DIRECTION: Report all lines holding "Alzahra".
>> START
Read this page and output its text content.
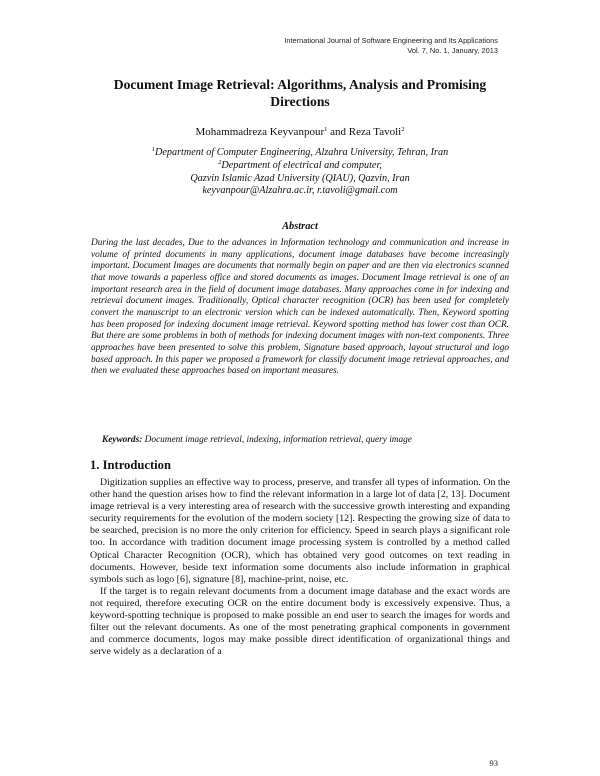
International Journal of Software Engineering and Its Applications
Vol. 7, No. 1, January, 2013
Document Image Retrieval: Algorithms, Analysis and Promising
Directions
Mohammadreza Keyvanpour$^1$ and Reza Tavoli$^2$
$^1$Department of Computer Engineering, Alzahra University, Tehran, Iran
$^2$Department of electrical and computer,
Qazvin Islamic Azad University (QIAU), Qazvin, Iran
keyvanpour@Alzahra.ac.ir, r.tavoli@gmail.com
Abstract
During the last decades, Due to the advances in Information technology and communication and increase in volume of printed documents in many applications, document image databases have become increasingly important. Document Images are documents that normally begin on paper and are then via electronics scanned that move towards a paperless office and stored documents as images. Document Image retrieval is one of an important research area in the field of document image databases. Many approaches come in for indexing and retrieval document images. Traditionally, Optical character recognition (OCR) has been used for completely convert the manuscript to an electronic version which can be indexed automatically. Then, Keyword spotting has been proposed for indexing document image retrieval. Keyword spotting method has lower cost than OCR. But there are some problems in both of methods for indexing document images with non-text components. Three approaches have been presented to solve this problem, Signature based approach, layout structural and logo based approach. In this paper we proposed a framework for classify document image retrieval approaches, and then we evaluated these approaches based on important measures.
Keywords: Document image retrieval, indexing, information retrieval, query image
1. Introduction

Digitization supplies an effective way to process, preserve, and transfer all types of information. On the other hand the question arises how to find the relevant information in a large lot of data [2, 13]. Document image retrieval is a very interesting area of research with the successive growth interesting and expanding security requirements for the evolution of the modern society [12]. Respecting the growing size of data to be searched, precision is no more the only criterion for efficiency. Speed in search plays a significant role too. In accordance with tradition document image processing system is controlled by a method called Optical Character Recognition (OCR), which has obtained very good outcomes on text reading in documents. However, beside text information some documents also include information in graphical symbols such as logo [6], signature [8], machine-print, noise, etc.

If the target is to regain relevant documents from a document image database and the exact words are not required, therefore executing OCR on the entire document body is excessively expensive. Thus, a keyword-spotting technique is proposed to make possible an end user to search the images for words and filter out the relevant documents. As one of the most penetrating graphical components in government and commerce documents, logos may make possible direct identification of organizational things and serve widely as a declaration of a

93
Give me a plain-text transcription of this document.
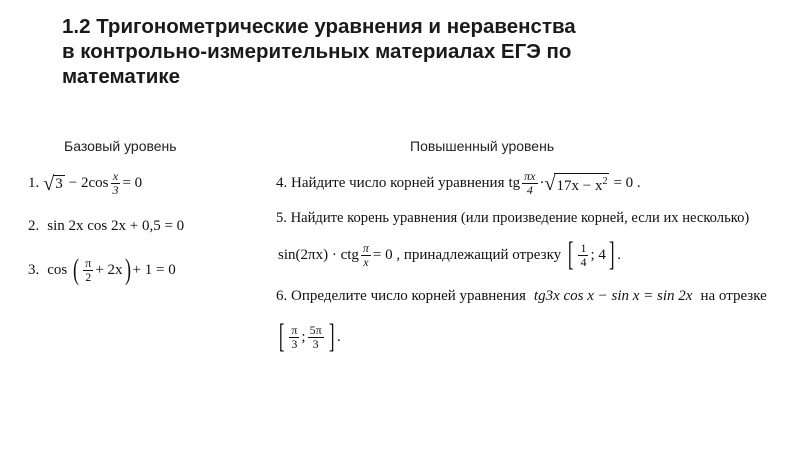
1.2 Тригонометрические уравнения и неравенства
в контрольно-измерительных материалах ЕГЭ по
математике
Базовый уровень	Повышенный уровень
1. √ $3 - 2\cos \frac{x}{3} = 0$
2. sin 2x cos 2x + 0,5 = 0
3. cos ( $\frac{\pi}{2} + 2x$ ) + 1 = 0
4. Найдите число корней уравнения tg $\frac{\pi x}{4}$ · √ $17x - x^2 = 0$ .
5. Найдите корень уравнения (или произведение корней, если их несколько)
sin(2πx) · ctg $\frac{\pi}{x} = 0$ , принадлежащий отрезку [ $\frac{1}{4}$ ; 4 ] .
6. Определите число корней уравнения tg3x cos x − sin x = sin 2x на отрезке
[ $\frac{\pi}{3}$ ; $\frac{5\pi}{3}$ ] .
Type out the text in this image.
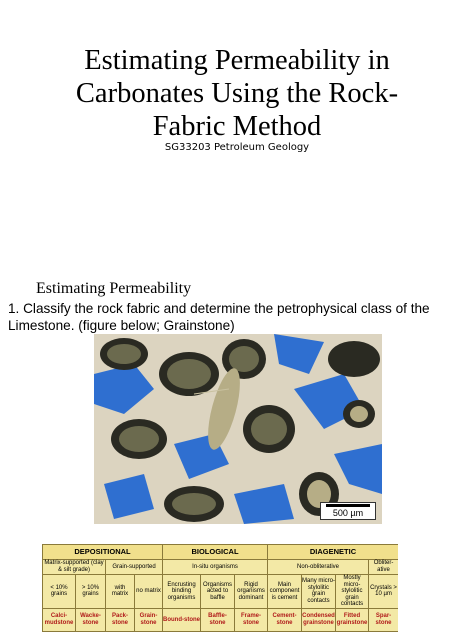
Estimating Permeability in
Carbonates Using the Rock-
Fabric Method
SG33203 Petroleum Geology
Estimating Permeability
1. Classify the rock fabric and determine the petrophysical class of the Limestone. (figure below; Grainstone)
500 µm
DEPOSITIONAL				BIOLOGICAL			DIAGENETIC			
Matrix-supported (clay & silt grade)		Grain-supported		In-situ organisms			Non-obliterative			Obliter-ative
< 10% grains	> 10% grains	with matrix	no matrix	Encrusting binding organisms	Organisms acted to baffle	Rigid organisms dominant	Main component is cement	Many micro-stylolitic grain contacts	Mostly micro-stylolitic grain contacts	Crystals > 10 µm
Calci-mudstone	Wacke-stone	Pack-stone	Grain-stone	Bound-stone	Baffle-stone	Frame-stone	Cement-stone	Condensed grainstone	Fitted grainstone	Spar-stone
>> END
>> START
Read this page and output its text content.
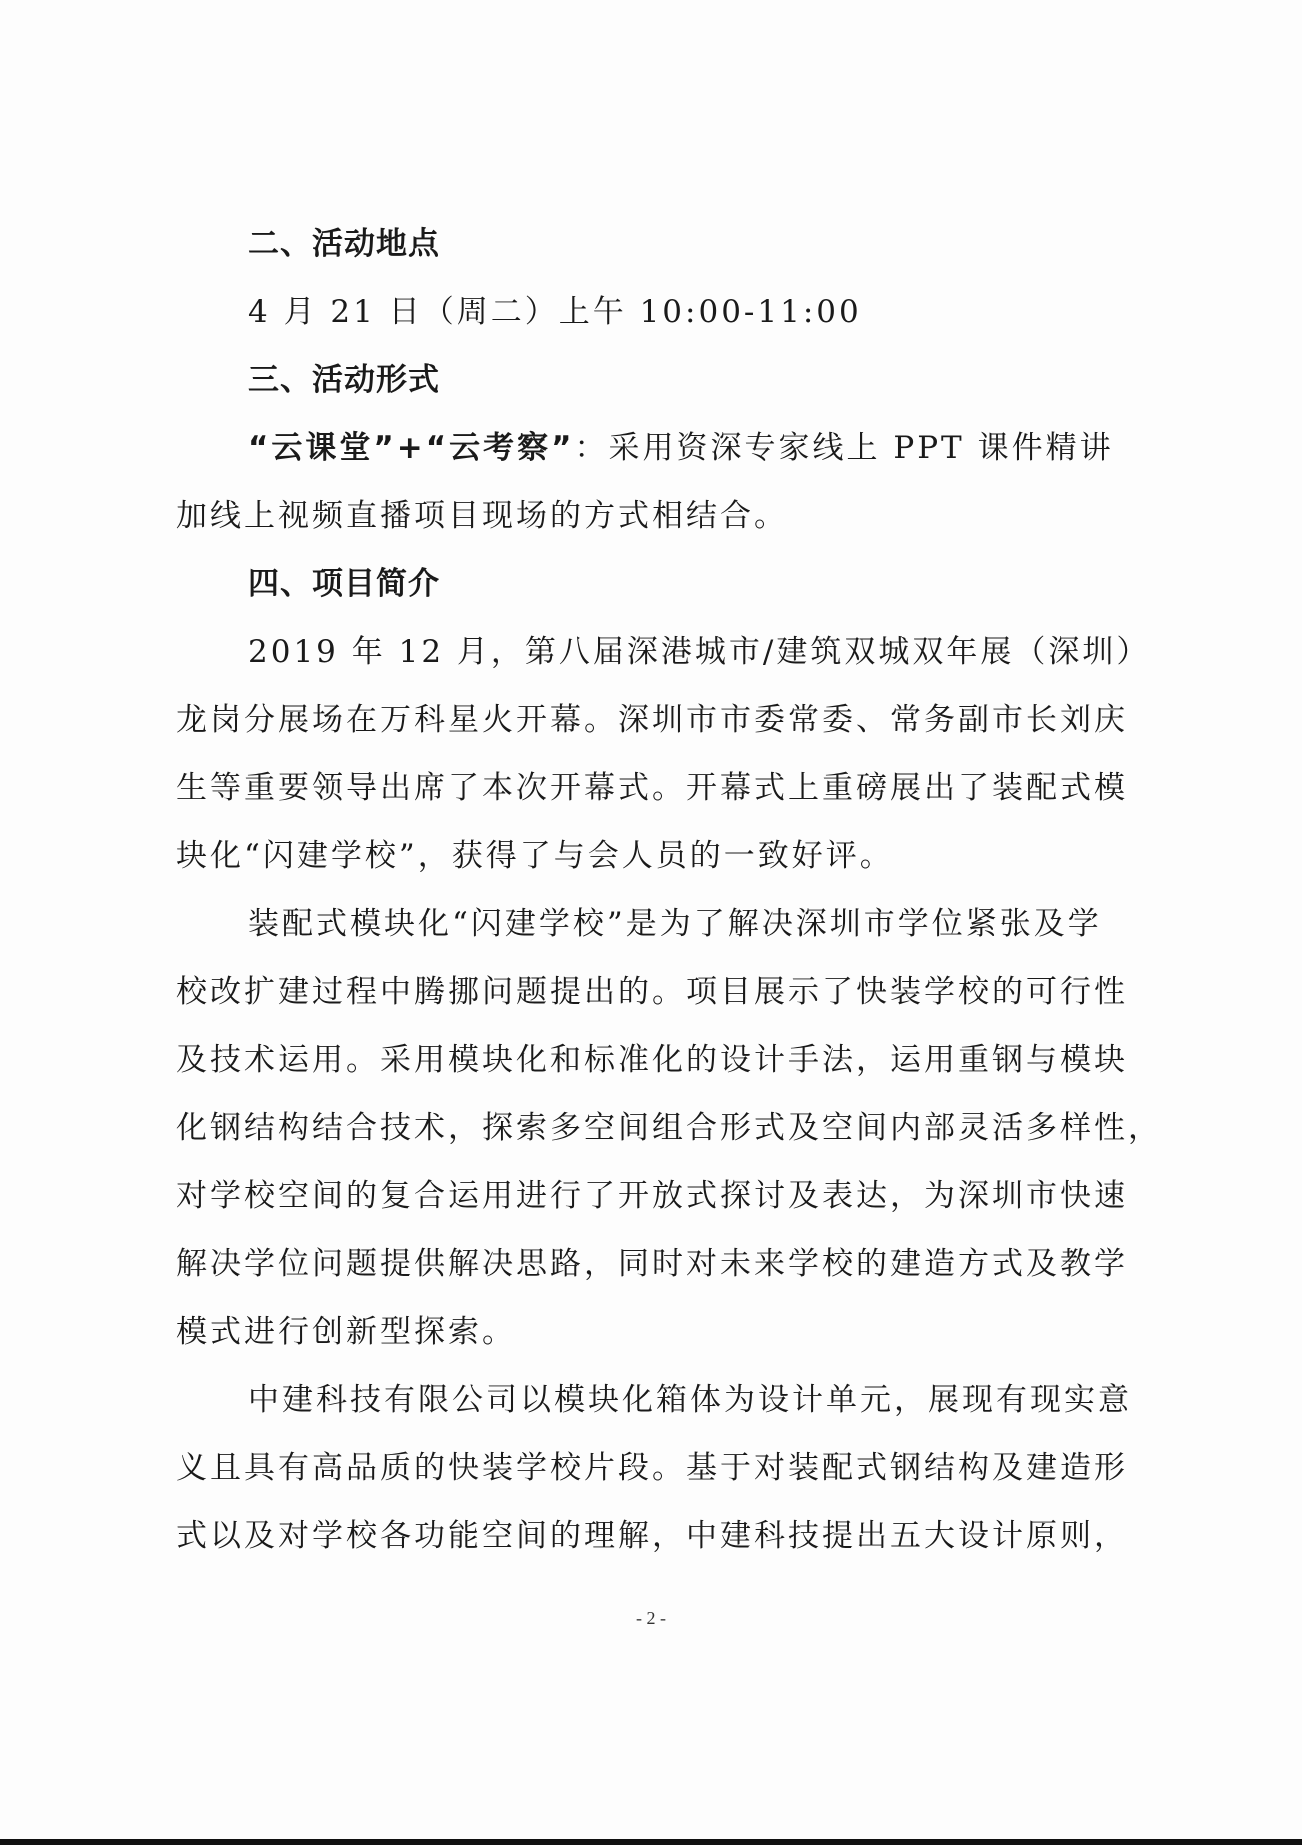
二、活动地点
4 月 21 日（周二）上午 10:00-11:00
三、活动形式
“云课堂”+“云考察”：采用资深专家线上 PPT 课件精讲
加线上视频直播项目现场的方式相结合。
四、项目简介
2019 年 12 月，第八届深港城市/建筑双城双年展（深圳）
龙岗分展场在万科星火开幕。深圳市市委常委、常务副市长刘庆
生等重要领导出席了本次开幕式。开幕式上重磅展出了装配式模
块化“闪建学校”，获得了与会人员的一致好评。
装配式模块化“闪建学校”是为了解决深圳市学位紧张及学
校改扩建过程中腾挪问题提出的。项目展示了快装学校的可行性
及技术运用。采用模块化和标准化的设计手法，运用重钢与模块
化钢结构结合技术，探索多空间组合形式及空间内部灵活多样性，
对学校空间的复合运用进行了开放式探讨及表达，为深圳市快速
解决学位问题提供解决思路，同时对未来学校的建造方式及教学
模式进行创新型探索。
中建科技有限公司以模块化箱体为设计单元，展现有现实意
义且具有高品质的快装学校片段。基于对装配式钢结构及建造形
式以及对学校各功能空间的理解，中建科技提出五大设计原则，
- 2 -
>> END
>> START
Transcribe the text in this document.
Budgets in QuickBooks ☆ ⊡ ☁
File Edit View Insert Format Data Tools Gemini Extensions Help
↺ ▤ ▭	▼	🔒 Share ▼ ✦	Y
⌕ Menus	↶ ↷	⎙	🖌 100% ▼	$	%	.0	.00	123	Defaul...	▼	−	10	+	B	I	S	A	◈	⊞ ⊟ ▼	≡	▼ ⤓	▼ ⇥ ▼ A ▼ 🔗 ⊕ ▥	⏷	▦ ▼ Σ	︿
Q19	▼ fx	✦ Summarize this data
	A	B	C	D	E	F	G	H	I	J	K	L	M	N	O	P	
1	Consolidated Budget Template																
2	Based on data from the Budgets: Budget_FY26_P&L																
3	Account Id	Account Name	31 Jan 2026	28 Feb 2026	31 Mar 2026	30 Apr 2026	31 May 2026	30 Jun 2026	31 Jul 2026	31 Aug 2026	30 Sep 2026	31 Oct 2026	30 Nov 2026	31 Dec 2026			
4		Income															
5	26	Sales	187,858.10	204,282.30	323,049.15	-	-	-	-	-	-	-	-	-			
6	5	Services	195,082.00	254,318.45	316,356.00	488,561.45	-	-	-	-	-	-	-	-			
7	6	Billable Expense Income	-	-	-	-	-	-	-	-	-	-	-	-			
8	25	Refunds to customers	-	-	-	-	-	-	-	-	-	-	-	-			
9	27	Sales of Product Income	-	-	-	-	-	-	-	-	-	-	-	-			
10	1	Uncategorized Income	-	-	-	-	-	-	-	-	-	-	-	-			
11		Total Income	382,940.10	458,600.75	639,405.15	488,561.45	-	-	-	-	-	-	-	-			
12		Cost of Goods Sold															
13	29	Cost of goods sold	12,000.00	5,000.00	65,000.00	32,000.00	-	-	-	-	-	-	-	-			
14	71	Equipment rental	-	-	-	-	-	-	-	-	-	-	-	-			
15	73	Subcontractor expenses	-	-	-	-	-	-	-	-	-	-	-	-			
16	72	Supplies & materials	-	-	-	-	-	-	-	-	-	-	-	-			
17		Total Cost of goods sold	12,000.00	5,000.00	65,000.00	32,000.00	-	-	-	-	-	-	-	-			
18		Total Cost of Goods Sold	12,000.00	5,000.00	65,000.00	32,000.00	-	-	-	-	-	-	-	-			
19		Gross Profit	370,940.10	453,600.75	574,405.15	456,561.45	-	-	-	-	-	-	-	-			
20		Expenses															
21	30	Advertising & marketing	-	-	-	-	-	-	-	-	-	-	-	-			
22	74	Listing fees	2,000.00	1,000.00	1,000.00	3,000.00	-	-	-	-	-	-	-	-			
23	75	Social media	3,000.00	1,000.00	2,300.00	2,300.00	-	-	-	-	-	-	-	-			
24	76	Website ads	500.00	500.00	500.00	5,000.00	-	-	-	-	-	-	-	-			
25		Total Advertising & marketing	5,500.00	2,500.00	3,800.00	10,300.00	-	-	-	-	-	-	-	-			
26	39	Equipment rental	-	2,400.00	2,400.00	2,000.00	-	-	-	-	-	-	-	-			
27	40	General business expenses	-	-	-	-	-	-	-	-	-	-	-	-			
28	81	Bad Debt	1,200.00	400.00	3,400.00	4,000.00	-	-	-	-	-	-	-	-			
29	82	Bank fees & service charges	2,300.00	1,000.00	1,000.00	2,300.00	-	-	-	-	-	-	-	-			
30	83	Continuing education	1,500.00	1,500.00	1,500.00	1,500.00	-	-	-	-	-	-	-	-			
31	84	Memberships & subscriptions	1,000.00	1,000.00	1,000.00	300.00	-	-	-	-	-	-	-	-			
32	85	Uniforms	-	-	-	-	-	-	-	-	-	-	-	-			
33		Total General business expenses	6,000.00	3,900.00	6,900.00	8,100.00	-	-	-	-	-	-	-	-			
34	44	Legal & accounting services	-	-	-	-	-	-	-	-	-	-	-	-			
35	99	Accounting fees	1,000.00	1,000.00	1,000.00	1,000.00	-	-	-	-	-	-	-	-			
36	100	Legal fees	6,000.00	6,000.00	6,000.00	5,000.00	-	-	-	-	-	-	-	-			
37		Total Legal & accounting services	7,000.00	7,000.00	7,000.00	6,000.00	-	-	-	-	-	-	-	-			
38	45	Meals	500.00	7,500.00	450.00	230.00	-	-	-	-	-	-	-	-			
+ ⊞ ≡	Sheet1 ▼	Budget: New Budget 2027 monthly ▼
>> END
EXERCISE RESULT:
$^1$Department of Computer Engineering, Alzahra University, Tehran, Iran
keyvanpour@Alzahra.ac.ir, r.tavoli@gmail.com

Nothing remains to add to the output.